TASK STATEMENT: Search the material below for the word "Estimated". Copy every line that has it.

RECORDS TO USE:
####

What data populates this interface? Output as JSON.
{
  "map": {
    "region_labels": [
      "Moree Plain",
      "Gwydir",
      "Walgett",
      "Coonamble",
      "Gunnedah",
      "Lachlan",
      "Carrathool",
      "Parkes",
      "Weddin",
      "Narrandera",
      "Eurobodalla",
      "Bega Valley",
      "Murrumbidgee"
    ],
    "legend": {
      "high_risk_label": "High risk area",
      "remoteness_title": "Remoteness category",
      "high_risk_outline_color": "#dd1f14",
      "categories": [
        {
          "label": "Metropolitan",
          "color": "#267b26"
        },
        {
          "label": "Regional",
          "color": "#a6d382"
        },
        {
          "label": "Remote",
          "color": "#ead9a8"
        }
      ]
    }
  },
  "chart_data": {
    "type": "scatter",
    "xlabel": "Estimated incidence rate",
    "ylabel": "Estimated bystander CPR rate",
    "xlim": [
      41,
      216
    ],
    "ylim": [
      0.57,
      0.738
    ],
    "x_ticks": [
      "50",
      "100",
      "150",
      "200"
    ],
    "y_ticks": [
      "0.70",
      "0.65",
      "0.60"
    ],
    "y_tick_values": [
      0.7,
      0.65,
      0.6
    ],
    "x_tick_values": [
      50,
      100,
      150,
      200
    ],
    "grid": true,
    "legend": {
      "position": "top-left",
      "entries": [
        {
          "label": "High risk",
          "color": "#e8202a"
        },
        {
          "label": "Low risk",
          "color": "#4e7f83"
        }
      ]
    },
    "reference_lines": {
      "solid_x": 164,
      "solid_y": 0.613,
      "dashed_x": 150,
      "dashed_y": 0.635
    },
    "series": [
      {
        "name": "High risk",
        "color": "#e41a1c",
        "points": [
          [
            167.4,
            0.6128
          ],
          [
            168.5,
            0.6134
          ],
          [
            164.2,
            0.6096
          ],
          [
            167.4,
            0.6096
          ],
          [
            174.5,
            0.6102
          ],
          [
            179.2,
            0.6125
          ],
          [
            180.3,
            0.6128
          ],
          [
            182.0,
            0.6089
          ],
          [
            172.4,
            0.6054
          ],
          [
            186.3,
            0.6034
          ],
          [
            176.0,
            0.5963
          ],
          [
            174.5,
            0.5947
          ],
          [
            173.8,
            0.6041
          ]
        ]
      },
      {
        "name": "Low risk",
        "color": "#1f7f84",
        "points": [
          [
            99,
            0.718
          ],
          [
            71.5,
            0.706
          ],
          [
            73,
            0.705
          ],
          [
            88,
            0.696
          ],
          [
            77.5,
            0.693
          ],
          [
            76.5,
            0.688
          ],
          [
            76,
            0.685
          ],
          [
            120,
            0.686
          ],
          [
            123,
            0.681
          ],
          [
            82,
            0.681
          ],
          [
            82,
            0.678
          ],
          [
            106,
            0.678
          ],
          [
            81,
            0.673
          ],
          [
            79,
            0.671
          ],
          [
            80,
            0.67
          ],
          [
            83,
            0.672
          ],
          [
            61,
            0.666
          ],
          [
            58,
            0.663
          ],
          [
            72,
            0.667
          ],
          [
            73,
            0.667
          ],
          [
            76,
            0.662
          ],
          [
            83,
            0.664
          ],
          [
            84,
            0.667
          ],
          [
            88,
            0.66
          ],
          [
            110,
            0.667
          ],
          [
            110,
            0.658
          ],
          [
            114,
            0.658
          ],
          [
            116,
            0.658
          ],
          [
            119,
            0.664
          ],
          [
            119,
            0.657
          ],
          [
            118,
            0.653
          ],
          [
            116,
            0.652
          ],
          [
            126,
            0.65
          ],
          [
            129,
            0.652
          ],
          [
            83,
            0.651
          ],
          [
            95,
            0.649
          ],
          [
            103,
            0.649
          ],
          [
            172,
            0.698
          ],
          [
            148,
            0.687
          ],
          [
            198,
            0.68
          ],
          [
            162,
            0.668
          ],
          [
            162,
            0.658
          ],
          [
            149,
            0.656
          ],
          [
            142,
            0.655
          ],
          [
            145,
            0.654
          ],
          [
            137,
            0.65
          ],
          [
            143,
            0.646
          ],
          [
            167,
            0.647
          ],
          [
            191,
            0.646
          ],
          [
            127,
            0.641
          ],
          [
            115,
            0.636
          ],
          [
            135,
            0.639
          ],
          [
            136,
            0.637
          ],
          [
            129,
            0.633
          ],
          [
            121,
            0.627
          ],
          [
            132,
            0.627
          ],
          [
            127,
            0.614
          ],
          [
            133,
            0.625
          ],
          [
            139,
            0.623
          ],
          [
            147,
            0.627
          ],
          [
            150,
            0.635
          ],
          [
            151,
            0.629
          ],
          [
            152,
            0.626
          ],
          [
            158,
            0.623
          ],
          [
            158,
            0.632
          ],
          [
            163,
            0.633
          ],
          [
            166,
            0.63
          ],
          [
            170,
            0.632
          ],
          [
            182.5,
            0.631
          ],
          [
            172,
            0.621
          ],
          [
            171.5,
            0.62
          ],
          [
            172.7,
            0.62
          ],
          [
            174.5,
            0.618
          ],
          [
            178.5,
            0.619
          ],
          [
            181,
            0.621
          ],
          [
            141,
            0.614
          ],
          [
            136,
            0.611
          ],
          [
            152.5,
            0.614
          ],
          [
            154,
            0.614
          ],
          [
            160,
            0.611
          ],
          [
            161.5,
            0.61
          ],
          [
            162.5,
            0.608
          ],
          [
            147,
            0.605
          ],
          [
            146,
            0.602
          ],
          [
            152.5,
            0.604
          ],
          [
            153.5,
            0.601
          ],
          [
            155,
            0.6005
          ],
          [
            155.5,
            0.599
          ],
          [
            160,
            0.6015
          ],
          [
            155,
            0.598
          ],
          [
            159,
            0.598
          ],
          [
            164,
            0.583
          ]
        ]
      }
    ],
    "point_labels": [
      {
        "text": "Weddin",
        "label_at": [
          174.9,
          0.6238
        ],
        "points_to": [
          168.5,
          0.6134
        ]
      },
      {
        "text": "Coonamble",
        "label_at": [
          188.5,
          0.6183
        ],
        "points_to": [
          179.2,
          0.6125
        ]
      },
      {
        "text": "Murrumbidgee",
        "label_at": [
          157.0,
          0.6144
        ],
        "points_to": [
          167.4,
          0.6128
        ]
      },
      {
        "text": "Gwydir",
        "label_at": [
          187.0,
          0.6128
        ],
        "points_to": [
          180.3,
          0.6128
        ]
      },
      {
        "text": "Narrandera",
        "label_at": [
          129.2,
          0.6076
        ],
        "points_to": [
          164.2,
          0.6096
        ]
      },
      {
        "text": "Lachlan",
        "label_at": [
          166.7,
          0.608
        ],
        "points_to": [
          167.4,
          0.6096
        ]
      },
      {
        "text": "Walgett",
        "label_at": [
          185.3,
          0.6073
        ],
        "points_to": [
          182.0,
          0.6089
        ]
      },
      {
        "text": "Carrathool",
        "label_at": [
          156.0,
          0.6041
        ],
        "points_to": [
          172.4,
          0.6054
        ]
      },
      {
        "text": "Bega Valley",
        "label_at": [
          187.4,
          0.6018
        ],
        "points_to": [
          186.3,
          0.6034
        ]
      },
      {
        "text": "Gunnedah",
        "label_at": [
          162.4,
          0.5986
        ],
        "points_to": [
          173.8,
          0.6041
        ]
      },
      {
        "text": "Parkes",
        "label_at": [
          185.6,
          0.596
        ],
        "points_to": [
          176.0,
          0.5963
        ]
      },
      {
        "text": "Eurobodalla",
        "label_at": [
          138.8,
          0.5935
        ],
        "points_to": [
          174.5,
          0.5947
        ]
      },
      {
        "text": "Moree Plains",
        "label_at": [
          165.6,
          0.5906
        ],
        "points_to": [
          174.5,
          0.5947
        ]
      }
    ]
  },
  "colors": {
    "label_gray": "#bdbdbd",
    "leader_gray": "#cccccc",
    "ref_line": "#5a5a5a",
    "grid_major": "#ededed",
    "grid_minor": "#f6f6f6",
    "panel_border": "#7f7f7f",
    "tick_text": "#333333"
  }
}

####

WRITTEN ANSWER:
    "xlabel": "Estimated incidence rate",
    "ylabel": "Estimated bystander CPR rate",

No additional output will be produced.